#### [Written request]
Identify and copy all lines of the material where the string "且条纹间距不变" is found.

#### [Records from a collection]

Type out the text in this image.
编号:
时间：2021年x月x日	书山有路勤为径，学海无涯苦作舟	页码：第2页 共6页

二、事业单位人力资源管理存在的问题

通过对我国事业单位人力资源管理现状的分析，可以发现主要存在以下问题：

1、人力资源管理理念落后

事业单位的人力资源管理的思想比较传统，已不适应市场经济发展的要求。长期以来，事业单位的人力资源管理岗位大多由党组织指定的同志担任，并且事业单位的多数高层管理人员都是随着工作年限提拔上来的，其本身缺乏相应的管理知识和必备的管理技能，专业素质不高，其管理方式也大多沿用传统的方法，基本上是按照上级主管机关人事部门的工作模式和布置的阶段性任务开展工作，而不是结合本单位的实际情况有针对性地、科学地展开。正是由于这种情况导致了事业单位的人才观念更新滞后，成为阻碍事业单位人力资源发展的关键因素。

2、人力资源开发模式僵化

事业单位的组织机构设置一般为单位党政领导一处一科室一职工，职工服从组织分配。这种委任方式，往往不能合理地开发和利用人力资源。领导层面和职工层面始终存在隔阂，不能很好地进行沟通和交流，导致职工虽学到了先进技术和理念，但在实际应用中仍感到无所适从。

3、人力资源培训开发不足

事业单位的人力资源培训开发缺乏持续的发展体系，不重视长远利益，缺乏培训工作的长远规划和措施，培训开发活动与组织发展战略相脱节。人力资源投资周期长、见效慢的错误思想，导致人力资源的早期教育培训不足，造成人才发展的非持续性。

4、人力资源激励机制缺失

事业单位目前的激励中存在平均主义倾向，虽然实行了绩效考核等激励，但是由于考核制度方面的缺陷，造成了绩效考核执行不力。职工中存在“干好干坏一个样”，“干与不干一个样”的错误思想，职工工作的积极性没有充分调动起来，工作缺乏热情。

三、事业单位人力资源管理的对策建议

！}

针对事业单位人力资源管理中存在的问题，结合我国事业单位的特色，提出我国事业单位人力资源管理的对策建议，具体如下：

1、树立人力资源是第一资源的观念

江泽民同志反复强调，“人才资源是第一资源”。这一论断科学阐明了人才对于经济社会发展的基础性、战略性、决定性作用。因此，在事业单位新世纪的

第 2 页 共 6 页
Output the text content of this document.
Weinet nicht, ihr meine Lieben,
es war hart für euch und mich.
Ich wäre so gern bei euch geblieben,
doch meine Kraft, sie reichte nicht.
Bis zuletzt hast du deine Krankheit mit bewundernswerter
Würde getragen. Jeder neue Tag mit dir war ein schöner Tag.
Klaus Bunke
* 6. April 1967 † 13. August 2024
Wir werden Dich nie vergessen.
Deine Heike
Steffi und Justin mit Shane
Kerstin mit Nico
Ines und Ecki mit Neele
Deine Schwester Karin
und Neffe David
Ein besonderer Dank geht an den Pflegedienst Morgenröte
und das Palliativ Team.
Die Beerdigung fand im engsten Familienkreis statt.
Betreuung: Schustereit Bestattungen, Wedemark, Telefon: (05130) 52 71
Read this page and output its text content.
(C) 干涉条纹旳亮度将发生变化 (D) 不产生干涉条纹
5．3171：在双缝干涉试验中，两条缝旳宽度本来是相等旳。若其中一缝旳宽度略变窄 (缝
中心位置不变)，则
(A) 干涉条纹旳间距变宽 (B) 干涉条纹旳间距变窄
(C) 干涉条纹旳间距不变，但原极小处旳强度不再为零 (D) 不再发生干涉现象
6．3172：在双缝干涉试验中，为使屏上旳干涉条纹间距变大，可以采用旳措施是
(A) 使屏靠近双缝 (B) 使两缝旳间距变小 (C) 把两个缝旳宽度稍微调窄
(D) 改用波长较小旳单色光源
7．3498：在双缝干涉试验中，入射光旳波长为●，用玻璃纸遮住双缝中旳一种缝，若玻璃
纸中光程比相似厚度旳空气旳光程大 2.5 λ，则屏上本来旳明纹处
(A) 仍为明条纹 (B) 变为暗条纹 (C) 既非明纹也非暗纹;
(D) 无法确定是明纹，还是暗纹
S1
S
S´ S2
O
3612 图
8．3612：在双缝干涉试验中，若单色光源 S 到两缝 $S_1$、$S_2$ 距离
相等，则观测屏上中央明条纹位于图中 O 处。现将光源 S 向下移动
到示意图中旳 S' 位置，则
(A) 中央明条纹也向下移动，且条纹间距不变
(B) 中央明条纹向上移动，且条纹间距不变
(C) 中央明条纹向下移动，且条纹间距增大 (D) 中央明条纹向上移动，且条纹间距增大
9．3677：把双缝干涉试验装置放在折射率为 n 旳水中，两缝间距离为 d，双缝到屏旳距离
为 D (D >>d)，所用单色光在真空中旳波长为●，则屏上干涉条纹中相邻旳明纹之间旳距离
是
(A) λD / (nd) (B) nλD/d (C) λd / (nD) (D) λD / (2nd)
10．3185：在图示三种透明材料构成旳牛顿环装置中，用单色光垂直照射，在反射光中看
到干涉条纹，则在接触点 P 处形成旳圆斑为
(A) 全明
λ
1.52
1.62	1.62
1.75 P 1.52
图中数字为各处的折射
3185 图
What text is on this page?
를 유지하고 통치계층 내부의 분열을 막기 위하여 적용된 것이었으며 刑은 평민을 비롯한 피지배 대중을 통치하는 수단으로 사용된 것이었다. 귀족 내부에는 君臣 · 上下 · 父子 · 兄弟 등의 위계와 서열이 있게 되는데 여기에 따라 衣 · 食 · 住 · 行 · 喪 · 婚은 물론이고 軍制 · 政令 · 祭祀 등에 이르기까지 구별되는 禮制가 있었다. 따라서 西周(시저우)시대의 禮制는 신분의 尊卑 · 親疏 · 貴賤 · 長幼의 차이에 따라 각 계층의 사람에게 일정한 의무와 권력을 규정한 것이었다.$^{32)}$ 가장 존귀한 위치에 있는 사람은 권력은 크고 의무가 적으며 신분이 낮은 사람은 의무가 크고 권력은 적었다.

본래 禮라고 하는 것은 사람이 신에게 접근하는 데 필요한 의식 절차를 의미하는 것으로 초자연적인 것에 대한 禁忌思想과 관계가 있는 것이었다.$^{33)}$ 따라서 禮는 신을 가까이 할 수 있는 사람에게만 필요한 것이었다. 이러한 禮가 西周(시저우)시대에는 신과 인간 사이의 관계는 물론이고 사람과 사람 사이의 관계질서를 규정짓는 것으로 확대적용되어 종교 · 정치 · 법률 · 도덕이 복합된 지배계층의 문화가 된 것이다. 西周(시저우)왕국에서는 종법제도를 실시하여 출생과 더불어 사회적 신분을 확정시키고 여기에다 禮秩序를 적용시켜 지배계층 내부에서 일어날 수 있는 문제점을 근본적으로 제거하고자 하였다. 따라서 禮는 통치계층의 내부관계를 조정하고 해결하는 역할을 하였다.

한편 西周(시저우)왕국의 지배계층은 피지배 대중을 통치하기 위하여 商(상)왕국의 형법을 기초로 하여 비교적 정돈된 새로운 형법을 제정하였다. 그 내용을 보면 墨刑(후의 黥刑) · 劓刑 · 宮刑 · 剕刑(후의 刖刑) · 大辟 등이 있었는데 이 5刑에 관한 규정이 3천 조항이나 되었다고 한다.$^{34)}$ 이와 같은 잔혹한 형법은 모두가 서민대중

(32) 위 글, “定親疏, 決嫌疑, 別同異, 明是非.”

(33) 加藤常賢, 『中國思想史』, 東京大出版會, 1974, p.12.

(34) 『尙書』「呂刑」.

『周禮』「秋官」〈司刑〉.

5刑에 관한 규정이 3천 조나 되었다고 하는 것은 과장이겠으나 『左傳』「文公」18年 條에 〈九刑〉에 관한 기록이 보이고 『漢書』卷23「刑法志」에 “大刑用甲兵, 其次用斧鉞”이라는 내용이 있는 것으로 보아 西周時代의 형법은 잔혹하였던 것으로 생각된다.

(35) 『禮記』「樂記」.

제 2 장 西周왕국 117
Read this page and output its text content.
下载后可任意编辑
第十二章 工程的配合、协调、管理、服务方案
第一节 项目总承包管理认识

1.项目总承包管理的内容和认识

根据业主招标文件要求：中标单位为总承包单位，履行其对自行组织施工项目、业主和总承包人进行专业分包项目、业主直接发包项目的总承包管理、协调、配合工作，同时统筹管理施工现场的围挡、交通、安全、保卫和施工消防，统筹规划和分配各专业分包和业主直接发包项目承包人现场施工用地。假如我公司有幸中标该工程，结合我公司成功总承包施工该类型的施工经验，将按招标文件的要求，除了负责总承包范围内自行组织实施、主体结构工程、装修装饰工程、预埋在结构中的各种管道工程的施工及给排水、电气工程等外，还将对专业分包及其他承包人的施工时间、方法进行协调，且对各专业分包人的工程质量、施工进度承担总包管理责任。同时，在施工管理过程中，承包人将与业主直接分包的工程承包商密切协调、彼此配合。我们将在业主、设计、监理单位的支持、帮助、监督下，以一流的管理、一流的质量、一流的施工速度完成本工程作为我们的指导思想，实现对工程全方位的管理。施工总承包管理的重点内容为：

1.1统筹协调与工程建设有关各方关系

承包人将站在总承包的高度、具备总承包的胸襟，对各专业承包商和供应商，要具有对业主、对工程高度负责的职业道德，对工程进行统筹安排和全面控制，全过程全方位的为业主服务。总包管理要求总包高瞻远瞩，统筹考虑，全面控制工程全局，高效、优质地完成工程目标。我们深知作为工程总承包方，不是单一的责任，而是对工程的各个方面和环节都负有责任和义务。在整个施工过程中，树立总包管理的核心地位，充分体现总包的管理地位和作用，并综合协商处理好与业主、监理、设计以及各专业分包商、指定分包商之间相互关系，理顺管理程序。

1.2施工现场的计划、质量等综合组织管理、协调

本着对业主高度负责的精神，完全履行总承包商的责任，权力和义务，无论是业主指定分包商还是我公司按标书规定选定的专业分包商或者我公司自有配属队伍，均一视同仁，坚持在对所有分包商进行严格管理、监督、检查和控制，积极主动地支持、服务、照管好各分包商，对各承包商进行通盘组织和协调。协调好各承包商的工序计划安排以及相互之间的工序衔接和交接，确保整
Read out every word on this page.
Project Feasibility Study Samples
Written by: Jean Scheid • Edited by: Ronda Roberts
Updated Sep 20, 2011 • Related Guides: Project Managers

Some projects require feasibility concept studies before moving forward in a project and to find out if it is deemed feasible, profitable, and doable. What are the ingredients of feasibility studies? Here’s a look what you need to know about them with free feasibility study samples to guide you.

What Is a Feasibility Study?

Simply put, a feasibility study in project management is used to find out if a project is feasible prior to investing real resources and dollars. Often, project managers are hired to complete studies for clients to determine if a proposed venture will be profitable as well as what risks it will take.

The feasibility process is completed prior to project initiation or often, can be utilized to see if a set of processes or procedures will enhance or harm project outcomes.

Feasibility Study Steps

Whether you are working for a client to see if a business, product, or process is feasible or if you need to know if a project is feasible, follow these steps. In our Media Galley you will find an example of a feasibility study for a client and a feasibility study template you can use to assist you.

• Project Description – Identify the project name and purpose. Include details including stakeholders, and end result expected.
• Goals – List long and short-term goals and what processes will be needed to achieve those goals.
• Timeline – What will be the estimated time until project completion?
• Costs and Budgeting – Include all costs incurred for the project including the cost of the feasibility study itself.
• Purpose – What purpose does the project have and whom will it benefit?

#### [Response to the task]
(A) 中央明条纹也向下移动，且条纹间距不变
(B) 中央明条纹向上移动，且条纹间距不变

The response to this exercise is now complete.